Structured figure records:
--- start ---
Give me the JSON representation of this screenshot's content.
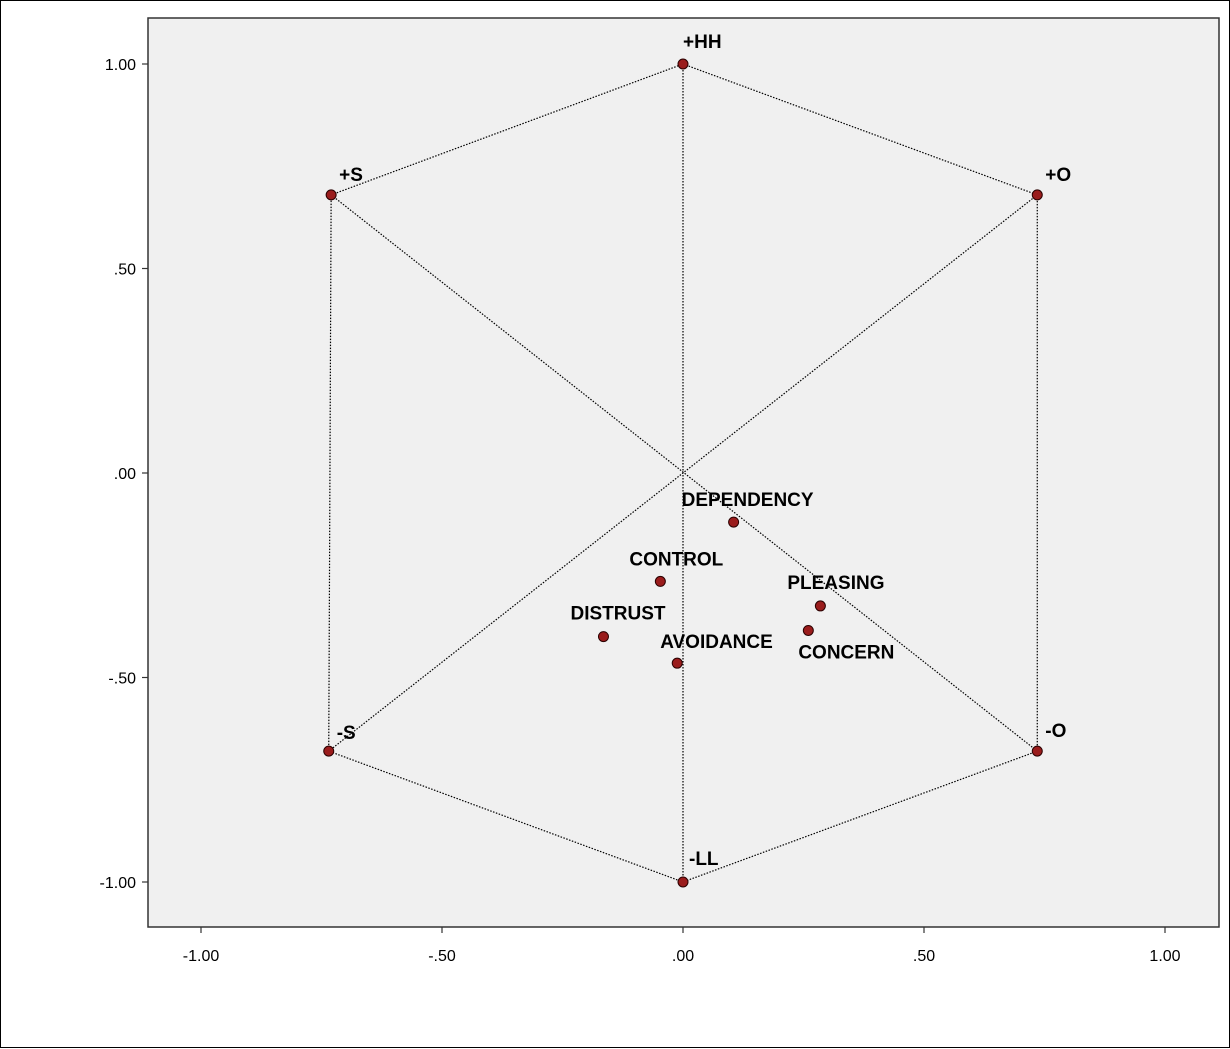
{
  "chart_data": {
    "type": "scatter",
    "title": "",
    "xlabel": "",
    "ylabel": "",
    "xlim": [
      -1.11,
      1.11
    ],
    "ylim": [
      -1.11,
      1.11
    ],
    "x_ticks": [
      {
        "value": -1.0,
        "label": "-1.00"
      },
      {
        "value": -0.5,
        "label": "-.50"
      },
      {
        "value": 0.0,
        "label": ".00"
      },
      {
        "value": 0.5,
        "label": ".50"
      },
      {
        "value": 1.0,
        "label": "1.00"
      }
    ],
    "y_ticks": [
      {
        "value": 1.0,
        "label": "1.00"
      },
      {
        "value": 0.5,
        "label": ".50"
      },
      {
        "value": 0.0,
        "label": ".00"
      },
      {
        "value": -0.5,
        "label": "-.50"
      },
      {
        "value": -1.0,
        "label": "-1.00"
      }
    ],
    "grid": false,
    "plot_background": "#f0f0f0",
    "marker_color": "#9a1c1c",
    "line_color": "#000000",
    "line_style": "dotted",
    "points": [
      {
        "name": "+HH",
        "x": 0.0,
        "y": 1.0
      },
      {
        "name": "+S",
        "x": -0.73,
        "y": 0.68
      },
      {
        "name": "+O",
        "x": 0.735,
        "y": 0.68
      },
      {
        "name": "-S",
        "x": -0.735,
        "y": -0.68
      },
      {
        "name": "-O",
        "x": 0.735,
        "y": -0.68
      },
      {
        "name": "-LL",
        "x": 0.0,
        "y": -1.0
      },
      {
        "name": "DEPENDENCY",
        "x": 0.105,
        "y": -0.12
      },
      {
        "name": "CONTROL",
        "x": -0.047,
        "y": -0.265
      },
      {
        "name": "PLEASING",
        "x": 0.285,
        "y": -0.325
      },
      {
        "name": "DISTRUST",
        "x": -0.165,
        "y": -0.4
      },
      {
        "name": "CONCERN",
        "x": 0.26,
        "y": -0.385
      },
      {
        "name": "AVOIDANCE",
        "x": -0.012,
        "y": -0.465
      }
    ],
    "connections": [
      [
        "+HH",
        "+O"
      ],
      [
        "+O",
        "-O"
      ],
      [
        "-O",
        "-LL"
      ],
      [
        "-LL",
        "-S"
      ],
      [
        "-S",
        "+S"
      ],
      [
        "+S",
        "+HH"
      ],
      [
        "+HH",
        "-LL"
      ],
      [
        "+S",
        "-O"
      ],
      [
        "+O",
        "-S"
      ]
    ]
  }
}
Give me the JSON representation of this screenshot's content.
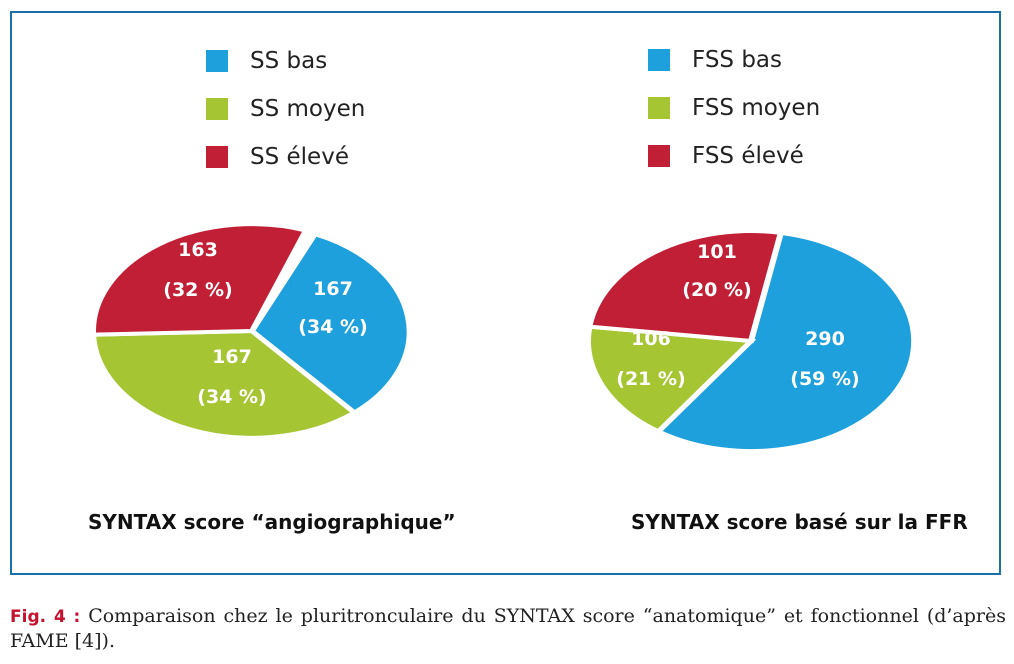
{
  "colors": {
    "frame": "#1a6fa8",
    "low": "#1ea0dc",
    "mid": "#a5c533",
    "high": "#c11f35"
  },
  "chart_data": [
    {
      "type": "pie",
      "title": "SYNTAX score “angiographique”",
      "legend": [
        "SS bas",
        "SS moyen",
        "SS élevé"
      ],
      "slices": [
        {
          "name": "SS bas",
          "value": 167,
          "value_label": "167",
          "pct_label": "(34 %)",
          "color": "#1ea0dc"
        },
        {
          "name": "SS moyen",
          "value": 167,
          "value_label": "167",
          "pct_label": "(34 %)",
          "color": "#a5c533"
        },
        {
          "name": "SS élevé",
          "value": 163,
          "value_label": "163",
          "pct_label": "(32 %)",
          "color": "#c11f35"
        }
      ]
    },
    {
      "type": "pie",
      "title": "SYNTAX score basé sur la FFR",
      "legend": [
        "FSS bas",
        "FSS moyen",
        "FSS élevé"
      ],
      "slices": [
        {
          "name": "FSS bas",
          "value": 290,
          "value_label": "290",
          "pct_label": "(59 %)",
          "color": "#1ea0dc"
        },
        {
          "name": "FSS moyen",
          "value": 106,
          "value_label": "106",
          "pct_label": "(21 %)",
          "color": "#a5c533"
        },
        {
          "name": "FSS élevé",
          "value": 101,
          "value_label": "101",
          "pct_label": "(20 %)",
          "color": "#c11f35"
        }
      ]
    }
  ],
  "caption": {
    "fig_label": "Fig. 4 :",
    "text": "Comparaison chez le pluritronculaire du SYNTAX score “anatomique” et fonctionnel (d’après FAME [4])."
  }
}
--- end ---
• _What needs to be done_:
Transcribe every entry above exactly. Omit all pictures.

• _Solution_:
Give me the JSON representation of this screenshot's content.
{
  "chart_data": {
    "type": "scatter",
    "title": "",
    "xlabel": "",
    "ylabel": "",
    "xlim": [
      -1.11,
      1.11
    ],
    "ylim": [
      -1.11,
      1.11
    ],
    "x_ticks": [
      {
        "value": -1.0,
        "label": "-1.00"
      },
      {
        "value": -0.5,
        "label": "-.50"
      },
      {
        "value": 0.0,
        "label": ".00"
      },
      {
        "value": 0.5,
        "label": ".50"
      },
      {
        "value": 1.0,
        "label": "1.00"
      }
    ],
    "y_ticks": [
      {
        "value": 1.0,
        "label": "1.00"
      },
      {
        "value": 0.5,
        "label": ".50"
      },
      {
        "value": 0.0,
        "label": ".00"
      },
      {
        "value": -0.5,
        "label": "-.50"
      },
      {
        "value": -1.0,
        "label": "-1.00"
      }
    ],
    "grid": false,
    "plot_background": "#f0f0f0",
    "marker_color": "#9a1c1c",
    "line_color": "#000000",
    "line_style": "dotted",
    "points": [
      {
        "name": "+HH",
        "x": 0.0,
        "y": 1.0
      },
      {
        "name": "+S",
        "x": -0.73,
        "y": 0.68
      },
      {
        "name": "+O",
        "x": 0.735,
        "y": 0.68
      },
      {
        "name": "-S",
        "x": -0.735,
        "y": -0.68
      },
      {
        "name": "-O",
        "x": 0.735,
        "y": -0.68
      },
      {
        "name": "-LL",
        "x": 0.0,
        "y": -1.0
      },
      {
        "name": "DEPENDENCY",
        "x": 0.105,
        "y": -0.12
      },
      {
        "name": "CONTROL",
        "x": -0.047,
        "y": -0.265
      },
      {
        "name": "PLEASING",
        "x": 0.285,
        "y": -0.325
      },
      {
        "name": "DISTRUST",
        "x": -0.165,
        "y": -0.4
      },
      {
        "name": "CONCERN",
        "x": 0.26,
        "y": -0.385
      },
      {
        "name": "AVOIDANCE",
        "x": -0.012,
        "y": -0.465
      }
    ],
    "connections": [
      [
        "+HH",
        "+O"
      ],
      [
        "+O",
        "-O"
      ],
      [
        "-O",
        "-LL"
      ],
      [
        "-LL",
        "-S"
      ],
      [
        "-S",
        "+S"
      ],
      [
        "+S",
        "+HH"
      ],
      [
        "+HH",
        "-LL"
      ],
      [
        "+S",
        "-O"
      ],
      [
        "+O",
        "-S"
      ]
    ]
  }
}
Give me the JSON representation of this screenshot's content.
{
  "colors": {
    "frame": "#1a6fa8",
    "low": "#1ea0dc",
    "mid": "#a5c533",
    "high": "#c11f35"
  },
  "chart_data": [
    {
      "type": "pie",
      "title": "SYNTAX score “angiographique”",
      "legend": [
        "SS bas",
        "SS moyen",
        "SS élevé"
      ],
      "slices": [
        {
          "name": "SS bas",
          "value": 167,
          "value_label": "167",
          "pct_label": "(34 %)",
          "color": "#1ea0dc"
        },
        {
          "name": "SS moyen",
          "value": 167,
          "value_label": "167",
          "pct_label": "(34 %)",
          "color": "#a5c533"
        },
        {
          "name": "SS élevé",
          "value": 163,
          "value_label": "163",
          "pct_label": "(32 %)",
          "color": "#c11f35"
        }
      ]
    },
    {
      "type": "pie",
      "title": "SYNTAX score basé sur la FFR",
      "legend": [
        "FSS bas",
        "FSS moyen",
        "FSS élevé"
      ],
      "slices": [
        {
          "name": "FSS bas",
          "value": 290,
          "value_label": "290",
          "pct_label": "(59 %)",
          "color": "#1ea0dc"
        },
        {
          "name": "FSS moyen",
          "value": 106,
          "value_label": "106",
          "pct_label": "(21 %)",
          "color": "#a5c533"
        },
        {
          "name": "FSS élevé",
          "value": 101,
          "value_label": "101",
          "pct_label": "(20 %)",
          "color": "#c11f35"
        }
      ]
    }
  ],
  "caption": {
    "fig_label": "Fig. 4 :",
    "text": "Comparaison chez le pluritronculaire du SYNTAX score “anatomique” et fonctionnel (d’après FAME [4])."
  }
}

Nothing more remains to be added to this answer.